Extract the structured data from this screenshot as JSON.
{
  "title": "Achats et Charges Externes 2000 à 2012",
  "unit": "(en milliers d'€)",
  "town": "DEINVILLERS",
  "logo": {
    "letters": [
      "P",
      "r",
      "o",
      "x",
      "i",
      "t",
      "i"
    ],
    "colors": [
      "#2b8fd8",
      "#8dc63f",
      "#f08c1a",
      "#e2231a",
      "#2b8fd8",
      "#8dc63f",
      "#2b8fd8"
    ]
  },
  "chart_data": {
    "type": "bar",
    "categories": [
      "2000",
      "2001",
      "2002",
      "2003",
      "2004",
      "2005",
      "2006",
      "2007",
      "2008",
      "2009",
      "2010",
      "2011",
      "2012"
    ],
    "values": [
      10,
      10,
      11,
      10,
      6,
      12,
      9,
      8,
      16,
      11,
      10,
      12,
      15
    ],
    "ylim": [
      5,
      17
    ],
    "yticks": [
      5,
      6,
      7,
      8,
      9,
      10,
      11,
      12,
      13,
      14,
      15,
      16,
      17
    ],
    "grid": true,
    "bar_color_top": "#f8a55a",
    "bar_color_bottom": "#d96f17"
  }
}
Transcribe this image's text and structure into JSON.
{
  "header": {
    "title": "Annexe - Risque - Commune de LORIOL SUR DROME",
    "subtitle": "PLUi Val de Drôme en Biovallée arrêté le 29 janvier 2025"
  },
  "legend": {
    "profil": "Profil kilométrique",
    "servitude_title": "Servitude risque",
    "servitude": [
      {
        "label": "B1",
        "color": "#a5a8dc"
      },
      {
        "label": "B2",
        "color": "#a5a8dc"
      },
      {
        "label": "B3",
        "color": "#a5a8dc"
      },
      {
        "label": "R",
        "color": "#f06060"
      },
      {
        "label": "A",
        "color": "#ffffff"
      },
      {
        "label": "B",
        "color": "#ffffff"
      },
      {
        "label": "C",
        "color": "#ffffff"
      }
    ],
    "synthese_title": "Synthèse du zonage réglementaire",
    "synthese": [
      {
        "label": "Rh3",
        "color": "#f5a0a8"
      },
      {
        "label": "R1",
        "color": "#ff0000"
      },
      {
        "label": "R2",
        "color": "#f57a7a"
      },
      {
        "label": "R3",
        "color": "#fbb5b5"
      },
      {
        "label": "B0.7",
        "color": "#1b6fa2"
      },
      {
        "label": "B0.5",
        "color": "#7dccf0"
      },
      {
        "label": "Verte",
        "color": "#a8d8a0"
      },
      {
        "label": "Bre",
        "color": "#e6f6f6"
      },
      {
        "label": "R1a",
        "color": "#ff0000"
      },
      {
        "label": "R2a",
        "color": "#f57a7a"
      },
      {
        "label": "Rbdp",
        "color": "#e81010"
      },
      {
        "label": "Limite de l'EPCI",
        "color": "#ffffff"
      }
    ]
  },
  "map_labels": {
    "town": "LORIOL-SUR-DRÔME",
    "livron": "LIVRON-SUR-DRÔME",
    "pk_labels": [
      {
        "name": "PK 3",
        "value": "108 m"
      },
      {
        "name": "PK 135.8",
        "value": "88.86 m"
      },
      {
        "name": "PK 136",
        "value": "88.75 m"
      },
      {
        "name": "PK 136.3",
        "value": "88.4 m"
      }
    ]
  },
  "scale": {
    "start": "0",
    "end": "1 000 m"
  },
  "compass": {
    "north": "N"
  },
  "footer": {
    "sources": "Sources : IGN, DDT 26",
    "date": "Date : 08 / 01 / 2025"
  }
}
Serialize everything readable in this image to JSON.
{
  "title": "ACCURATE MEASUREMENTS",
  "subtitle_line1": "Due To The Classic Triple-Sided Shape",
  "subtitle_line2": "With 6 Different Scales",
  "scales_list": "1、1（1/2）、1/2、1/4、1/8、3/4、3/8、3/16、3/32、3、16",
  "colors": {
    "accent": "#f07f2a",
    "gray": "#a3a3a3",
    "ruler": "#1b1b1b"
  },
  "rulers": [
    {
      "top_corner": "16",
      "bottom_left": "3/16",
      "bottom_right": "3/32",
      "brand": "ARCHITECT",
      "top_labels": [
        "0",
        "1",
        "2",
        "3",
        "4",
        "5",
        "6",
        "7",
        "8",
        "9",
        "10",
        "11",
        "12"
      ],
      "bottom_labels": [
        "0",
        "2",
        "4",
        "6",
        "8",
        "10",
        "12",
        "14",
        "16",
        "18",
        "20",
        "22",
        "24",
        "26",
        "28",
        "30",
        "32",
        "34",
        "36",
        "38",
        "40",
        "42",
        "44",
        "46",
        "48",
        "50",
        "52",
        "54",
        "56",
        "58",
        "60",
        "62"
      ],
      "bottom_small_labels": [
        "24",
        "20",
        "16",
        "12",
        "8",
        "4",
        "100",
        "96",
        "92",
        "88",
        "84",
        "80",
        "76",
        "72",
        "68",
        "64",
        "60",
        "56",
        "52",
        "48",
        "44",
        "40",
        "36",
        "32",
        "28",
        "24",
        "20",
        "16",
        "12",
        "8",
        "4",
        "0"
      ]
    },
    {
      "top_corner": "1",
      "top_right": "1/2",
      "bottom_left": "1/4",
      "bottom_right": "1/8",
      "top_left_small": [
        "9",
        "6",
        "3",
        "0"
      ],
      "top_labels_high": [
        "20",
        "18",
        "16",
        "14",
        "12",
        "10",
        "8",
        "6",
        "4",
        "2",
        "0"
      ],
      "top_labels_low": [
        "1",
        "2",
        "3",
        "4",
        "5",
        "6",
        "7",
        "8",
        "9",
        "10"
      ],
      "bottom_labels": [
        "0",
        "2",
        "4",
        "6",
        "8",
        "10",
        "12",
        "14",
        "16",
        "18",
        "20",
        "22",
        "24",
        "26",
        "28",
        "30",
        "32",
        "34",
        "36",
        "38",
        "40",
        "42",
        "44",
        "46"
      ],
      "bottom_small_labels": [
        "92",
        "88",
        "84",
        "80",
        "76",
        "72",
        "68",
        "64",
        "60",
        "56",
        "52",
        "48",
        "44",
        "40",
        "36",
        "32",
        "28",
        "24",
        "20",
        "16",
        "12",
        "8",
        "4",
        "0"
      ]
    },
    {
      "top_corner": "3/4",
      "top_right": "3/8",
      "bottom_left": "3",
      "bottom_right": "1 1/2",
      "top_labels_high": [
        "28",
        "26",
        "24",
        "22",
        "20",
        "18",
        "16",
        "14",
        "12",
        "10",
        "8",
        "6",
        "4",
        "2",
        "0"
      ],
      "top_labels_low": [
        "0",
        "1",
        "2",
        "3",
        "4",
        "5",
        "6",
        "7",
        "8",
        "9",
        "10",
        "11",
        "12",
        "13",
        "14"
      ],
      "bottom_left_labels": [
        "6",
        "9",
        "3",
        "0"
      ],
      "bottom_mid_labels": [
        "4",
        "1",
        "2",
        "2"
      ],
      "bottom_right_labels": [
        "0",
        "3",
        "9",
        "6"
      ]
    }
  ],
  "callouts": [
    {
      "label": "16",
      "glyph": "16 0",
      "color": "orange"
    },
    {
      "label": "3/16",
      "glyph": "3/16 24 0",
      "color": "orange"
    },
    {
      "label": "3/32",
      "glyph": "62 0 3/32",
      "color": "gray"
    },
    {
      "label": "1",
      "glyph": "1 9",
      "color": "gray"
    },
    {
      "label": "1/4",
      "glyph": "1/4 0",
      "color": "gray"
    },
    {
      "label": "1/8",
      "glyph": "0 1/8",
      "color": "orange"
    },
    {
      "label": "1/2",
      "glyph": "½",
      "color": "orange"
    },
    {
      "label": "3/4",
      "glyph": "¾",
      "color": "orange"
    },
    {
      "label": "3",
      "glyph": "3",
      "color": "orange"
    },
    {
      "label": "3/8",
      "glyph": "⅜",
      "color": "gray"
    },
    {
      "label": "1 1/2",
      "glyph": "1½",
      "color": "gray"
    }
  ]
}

-- STATED PROBLEM --
Check each line above for the word "LORIOL" and say how many have it, with nothing else.

-- OUTPUT OF THE EXERCISE --
2